Return all lines in the material below that contain "image".

-- BEGIN Exercise input --

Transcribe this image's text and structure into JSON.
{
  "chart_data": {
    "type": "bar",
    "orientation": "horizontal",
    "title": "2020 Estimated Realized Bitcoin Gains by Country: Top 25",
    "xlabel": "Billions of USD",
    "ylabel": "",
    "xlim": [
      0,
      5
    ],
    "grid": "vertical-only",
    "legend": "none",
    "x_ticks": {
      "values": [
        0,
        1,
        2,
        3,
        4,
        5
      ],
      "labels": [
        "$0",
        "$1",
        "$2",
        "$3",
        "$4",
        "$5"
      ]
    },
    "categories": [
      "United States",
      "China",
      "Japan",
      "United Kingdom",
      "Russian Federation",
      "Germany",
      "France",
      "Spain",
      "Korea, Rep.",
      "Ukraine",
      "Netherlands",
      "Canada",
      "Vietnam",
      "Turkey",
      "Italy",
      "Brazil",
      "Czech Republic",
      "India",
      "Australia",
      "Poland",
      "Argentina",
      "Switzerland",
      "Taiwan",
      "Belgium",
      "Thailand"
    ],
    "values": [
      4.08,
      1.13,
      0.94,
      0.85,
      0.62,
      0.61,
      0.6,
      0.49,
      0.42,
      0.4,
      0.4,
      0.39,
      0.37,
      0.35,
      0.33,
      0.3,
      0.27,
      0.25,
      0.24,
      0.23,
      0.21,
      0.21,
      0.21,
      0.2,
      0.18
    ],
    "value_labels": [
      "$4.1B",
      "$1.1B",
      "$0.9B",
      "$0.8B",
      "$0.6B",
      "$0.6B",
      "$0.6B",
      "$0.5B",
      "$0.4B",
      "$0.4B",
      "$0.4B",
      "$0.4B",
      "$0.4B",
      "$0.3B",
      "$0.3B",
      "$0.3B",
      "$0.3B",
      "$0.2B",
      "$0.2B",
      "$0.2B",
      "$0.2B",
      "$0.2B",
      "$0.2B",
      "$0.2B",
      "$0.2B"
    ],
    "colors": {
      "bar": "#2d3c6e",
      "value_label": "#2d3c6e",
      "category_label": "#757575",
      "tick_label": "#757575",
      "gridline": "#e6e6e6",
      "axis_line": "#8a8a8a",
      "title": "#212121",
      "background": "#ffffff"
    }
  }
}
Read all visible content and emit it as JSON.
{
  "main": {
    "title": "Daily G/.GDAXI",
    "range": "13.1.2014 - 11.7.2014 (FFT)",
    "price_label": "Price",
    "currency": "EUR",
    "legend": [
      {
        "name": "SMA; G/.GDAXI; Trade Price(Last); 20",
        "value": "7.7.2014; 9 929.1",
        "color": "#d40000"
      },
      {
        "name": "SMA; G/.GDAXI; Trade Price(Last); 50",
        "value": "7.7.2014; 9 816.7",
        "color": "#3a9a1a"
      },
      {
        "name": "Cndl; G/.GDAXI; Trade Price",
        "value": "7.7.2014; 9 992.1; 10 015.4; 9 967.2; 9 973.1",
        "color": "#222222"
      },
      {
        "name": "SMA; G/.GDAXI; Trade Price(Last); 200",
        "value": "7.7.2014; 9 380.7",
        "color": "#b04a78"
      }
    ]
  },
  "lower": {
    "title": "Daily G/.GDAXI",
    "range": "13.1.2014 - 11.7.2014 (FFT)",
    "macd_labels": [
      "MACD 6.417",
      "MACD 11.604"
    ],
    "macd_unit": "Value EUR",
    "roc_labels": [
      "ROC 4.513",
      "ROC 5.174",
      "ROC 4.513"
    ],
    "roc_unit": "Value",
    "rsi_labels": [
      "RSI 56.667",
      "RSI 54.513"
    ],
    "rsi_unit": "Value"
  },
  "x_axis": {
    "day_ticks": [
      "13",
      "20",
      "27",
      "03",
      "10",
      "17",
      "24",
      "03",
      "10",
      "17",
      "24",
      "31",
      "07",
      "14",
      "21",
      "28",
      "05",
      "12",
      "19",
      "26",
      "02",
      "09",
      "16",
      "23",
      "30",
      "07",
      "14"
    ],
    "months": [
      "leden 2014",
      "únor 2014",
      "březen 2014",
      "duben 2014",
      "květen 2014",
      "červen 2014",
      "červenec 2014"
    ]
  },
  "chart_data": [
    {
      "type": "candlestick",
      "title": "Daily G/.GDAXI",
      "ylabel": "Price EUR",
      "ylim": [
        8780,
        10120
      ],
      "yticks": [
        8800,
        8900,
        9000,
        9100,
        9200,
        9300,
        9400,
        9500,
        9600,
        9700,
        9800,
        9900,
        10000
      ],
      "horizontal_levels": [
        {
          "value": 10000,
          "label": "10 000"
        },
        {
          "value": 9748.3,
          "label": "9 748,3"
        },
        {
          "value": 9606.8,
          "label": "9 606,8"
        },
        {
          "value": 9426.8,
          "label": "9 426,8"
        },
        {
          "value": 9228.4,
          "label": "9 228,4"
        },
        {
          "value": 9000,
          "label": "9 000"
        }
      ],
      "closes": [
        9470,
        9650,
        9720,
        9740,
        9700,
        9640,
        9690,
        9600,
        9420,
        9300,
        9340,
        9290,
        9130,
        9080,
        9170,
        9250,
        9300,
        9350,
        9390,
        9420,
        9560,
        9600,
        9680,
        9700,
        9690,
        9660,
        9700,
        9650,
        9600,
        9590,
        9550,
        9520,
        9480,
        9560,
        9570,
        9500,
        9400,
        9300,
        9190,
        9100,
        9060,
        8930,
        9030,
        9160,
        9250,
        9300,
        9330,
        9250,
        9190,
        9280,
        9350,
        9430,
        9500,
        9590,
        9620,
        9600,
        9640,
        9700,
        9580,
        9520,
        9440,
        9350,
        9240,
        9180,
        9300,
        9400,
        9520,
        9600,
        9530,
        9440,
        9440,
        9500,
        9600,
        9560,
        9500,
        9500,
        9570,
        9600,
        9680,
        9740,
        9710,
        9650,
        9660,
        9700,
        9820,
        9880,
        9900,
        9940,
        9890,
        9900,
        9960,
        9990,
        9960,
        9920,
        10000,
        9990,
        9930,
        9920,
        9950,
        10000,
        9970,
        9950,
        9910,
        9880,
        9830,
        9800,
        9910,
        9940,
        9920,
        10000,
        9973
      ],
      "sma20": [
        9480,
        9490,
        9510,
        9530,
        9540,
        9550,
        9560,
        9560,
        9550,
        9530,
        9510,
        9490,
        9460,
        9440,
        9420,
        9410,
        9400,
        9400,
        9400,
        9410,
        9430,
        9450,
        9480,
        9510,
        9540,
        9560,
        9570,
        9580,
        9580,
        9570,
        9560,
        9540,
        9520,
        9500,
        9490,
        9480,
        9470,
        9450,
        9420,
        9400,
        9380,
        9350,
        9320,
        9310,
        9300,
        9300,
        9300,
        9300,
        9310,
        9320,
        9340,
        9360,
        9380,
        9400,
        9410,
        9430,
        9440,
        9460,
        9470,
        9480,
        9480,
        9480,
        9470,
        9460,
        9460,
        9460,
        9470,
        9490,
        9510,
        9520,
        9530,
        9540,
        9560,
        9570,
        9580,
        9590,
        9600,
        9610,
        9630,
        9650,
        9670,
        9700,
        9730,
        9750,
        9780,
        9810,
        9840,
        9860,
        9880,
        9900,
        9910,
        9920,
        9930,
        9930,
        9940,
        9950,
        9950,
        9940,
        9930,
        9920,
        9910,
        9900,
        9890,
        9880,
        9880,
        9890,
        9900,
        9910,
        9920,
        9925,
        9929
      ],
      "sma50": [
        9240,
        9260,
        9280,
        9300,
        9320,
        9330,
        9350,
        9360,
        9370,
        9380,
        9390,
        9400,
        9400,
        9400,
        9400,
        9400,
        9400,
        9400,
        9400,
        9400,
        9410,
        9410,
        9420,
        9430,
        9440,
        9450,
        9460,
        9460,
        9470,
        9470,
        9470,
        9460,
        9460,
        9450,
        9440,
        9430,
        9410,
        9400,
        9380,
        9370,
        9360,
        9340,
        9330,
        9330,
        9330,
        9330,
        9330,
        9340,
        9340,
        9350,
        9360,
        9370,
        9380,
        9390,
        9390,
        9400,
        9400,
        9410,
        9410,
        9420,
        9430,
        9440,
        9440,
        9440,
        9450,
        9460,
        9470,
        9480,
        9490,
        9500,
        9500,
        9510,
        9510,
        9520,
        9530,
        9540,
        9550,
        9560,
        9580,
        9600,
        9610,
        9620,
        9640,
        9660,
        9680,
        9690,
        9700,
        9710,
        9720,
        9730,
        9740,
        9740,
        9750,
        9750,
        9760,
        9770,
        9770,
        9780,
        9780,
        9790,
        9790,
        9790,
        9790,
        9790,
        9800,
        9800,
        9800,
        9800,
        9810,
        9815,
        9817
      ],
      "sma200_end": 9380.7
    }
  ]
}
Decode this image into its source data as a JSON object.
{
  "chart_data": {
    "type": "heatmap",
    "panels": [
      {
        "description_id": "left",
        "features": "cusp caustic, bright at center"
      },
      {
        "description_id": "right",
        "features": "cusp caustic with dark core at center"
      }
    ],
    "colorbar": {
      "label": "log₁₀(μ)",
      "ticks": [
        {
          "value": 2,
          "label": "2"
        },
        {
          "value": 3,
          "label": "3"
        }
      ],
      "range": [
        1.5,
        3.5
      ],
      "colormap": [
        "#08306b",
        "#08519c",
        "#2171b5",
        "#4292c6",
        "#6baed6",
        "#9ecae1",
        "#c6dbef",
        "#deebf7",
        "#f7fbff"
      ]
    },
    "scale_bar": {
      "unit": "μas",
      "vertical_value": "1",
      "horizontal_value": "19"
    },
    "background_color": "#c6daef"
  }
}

-- END Exercise input --

* **Worked answer**:
Transcribe this image's text and structure into JSON.
Decode this image into its source data as a JSON object.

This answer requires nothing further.